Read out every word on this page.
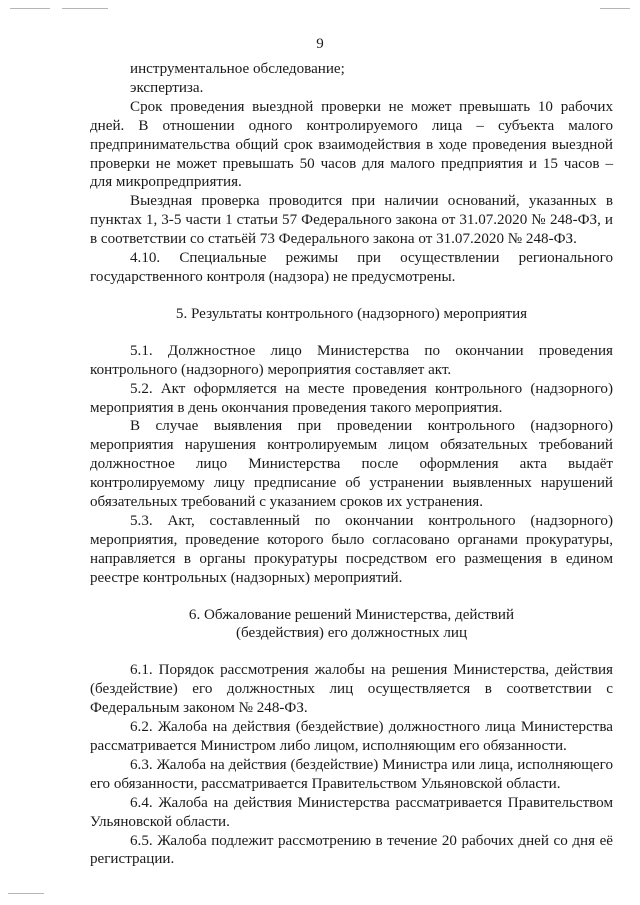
9

инструментальное обследование;

экспертиза.

Срок проведения выездной проверки не может превышать 10 рабочих дней. В отношении одного контролируемого лица – субъекта малого предпринимательства общий срок взаимодействия в ходе проведения выездной проверки не может превышать 50 часов для малого предприятия и 15 часов – для микропредприятия.

Выездная проверка проводится при наличии оснований, указанных в пунктах 1, 3-5 части 1 статьи 57 Федерального закона от 31.07.2020 № 248-ФЗ, и в соответствии со статьёй 73 Федерального закона от 31.07.2020 № 248-ФЗ.

4.10. Специальные режимы при осуществлении регионального государственного контроля (надзора) не предусмотрены.

5. Результаты контрольного (надзорного) мероприятия

5.1. Должностное лицо Министерства по окончании проведения контрольного (надзорного) мероприятия составляет акт.

5.2. Акт оформляется на месте проведения контрольного (надзорного) мероприятия в день окончания проведения такого мероприятия.

В случае выявления при проведении контрольного (надзорного) мероприятия нарушения контролируемым лицом обязательных требований должностное лицо Министерства после оформления акта выдаёт контролируемому лицу предписание об устранении выявленных нарушений обязательных требований с указанием сроков их устранения.

5.3. Акт, составленный по окончании контрольного (надзорного) мероприятия, проведение которого было согласовано органами прокуратуры, направляется в органы прокуратуры посредством его размещения в едином реестре контрольных (надзорных) мероприятий.

6. Обжалование решений Министерства, действий

(бездействия) его должностных лиц

6.1. Порядок рассмотрения жалобы на решения Министерства, действия (бездействие) его должностных лиц осуществляется в соответствии с Федеральным законом № 248-ФЗ.

6.2. Жалоба на действия (бездействие) должностного лица Министерства рассматривается Министром либо лицом, исполняющим его обязанности.

6.3. Жалоба на действия (бездействие) Министра или лица, исполняющего его обязанности, рассматривается Правительством Ульяновской области.

6.4. Жалоба на действия Министерства рассматривается Правительством Ульяновской области.

6.5. Жалоба подлежит рассмотрению в течение 20 рабочих дней со дня её регистрации.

* Short task
Identify and copy all lines with the word "рабочих".

* Complete output
Срок проведения выездной проверки не может превышать 10 рабочих дней. В отношении одного контролируемого лица – субъекта малого предпринимательства общий срок взаимодействия в ходе проведения выездной проверки не может превышать 50 часов для малого предприятия и 15 часов – для микропредприятия.
6.5. Жалоба подлежит рассмотрению в течение 20 рабочих дней со дня её регистрации.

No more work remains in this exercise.